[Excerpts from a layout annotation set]
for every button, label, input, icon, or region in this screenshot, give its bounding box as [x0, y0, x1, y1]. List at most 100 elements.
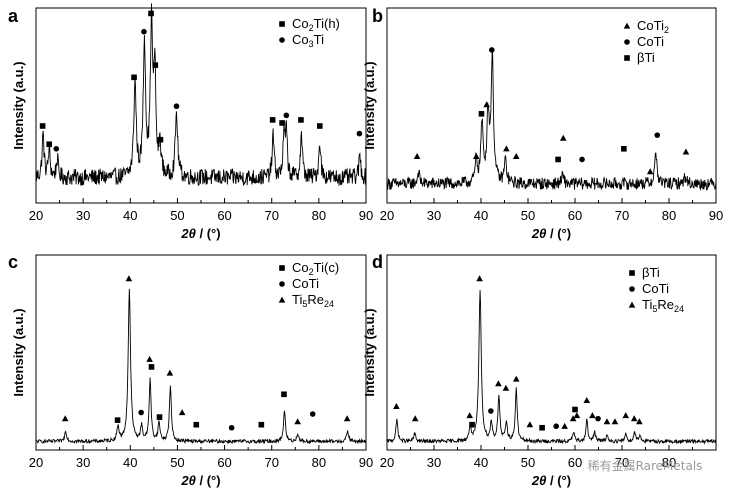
legend-entry-base: CoTi	[292, 276, 319, 291]
legend-entry-base: CoTi	[637, 18, 664, 33]
legend-entry-base: Co	[292, 260, 309, 275]
legend-entry-subscript: 2	[309, 267, 314, 277]
phase-marker-triangle	[343, 415, 351, 422]
phase-marker-square	[114, 417, 121, 423]
legend-entry-subscript: 3	[309, 39, 314, 49]
panel-c: 20 30 40 50 60 70 80 90 2θ / (°) Intensity (a.u.)…	[8, 252, 373, 488]
x-tick-label: 60	[568, 208, 582, 223]
x-tick-label: 30	[76, 455, 90, 470]
phase-marker-square	[152, 62, 159, 68]
x-axis-symbol: 2θ	[531, 473, 546, 488]
legend-entry-subscript: 2	[664, 25, 669, 35]
phase-marker-triangle	[393, 403, 400, 410]
legend-marker-triangle	[628, 301, 636, 308]
legend-entry-rest: Ti(h)	[314, 16, 340, 31]
x-axis-unit: / (°)	[546, 226, 571, 241]
legend-marker-square	[624, 55, 630, 61]
legend-entry: βTi	[637, 50, 655, 65]
x-axis-label: 2θ / (°)	[180, 473, 220, 488]
y-axis-label: Intensity (a.u.)	[11, 61, 26, 149]
legend-entry: CoTi	[637, 34, 664, 49]
x-tick-label: 30	[427, 455, 441, 470]
legend-entry-base: βTi	[637, 50, 655, 65]
x-tick-label: 60	[217, 208, 231, 223]
phase-marker-square	[193, 421, 200, 428]
legend-entry-base: CoTi	[642, 281, 669, 296]
x-axis-label: 2θ / (°)	[531, 226, 571, 241]
legend-entry-base: Co	[292, 16, 309, 31]
phase-marker-triangle	[646, 168, 654, 175]
phase-marker-triangle	[622, 412, 630, 419]
phase-marker-square	[621, 146, 627, 152]
x-tick-label: 60	[568, 455, 582, 470]
xrd-pattern-line-b	[386, 47, 717, 191]
x-tick-label: 30	[427, 208, 441, 223]
legend-entry-subscript: 24	[324, 299, 334, 309]
phase-marker-triangle	[146, 355, 153, 362]
legend-entry-rest: Ti(c)	[314, 260, 340, 275]
xrd-pattern-line-c	[35, 288, 367, 445]
x-tick-label: 80	[312, 208, 326, 223]
legend-entry: CoTi2	[637, 18, 669, 35]
legend-entry: Co3Ti	[292, 32, 324, 49]
legend-entry: Co2Ti(h)	[292, 16, 340, 33]
x-axis-unit: / (°)	[196, 473, 221, 488]
x-tick-label: 30	[76, 208, 90, 223]
phase-marker-triangle	[503, 145, 510, 152]
panel-a: 20 30 40 50 60 70 80 90 2θ / (°) Intensity (a.u.)…	[8, 3, 373, 241]
plot-frame-b	[386, 7, 717, 204]
x-tick-label: 60	[217, 455, 231, 470]
phase-marker-circle	[228, 424, 235, 431]
legend-marker-circle	[629, 286, 635, 292]
x-tick-label: 90	[359, 208, 373, 223]
phase-marker-triangle	[413, 153, 421, 160]
x-axis-symbol: 2θ	[531, 226, 546, 241]
phase-marker-circle	[53, 146, 60, 152]
watermark-text: 稀有金属RareMetals	[588, 458, 703, 473]
panel-d: 20 30 40 50 60 70 80 2θ / (°) Intensity (a.u.) d β…	[362, 252, 717, 488]
phase-marker-circle	[356, 130, 363, 137]
legend-entry-rest: Re	[657, 297, 674, 312]
phase-marker-circle	[489, 47, 495, 53]
phase-marker-circle	[595, 415, 601, 422]
phase-marker-triangle	[61, 415, 69, 422]
phase-marker-triangle	[512, 375, 520, 382]
phase-marker-square	[281, 391, 287, 398]
x-tick-label: 20	[380, 208, 394, 223]
phase-marker-triangle	[166, 369, 174, 376]
x-tick-label: 50	[521, 208, 535, 223]
phase-marker-triangle	[466, 412, 474, 419]
phase-marker-triangle	[526, 421, 534, 428]
phase-marker-triangle	[611, 418, 619, 425]
legend-entry-subscript: 2	[309, 23, 314, 33]
legend-entry-base: Ti	[292, 292, 302, 307]
x-tick-label: 80	[662, 208, 676, 223]
legend-marker-circle	[279, 37, 285, 43]
xrd-pattern-line-d	[386, 290, 717, 445]
x-axis-label: 2θ / (°)	[180, 226, 220, 241]
phase-marker-triangle	[294, 418, 301, 425]
x-tick-label: 70	[615, 455, 629, 470]
x-tick-label: 50	[521, 455, 535, 470]
phase-marker-triangle	[569, 415, 577, 422]
x-tick-label: 80	[312, 455, 326, 470]
phase-marker-square	[469, 421, 475, 428]
phase-marker-square	[39, 123, 46, 129]
legend-entry: CoTi	[642, 281, 669, 296]
phase-marker-square	[131, 74, 137, 81]
x-tick-label: 20	[29, 455, 43, 470]
x-tick-label: 20	[380, 455, 394, 470]
legend-marker-square	[279, 265, 285, 271]
phase-marker-square	[279, 120, 285, 126]
legend-entry-subscript: 5	[652, 304, 657, 314]
legend-marker-triangle	[278, 296, 286, 303]
legend-entry-subscript: 5	[302, 299, 307, 309]
x-tick-label: 90	[709, 208, 723, 223]
legend-marker-triangle	[623, 22, 631, 29]
x-axis-label: 2θ / (°)	[531, 473, 571, 488]
legend-marker-square	[279, 21, 285, 27]
phase-marker-circle	[654, 132, 661, 138]
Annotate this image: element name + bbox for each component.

**Instructions to follow:** Please reproduce the part of the data that opens with the line containing "276, 319, 291]" and closes with the line containing "55, 630, 61]", renaming "phase-marker-square" to "phase-marker-box" and leaving everything else unchanged.

**Completed exercise:**
legend-entry-base: CoTi	[292, 276, 319, 291]
legend-entry-base: CoTi	[637, 18, 664, 33]
legend-entry-base: Co	[292, 260, 309, 275]
legend-entry-subscript: 2	[309, 267, 314, 277]
phase-marker-triangle	[343, 415, 351, 422]
phase-marker-box	[114, 417, 121, 423]
legend-entry-subscript: 3	[309, 39, 314, 49]
panel-c: 20 30 40 50 60 70 80 90 2θ / (°) Intensity (a.u.)…	[8, 252, 373, 488]
x-tick-label: 60	[568, 208, 582, 223]
x-tick-label: 30	[76, 455, 90, 470]
phase-marker-box	[152, 62, 159, 68]
x-axis-symbol: 2θ	[531, 473, 546, 488]
legend-entry-subscript: 2	[664, 25, 669, 35]
phase-marker-triangle	[393, 403, 400, 410]
legend-marker-triangle	[628, 301, 636, 308]
legend-entry-rest: Ti(h)	[314, 16, 340, 31]
x-axis-unit: / (°)	[546, 226, 571, 241]
legend-marker-square	[624, 55, 630, 61]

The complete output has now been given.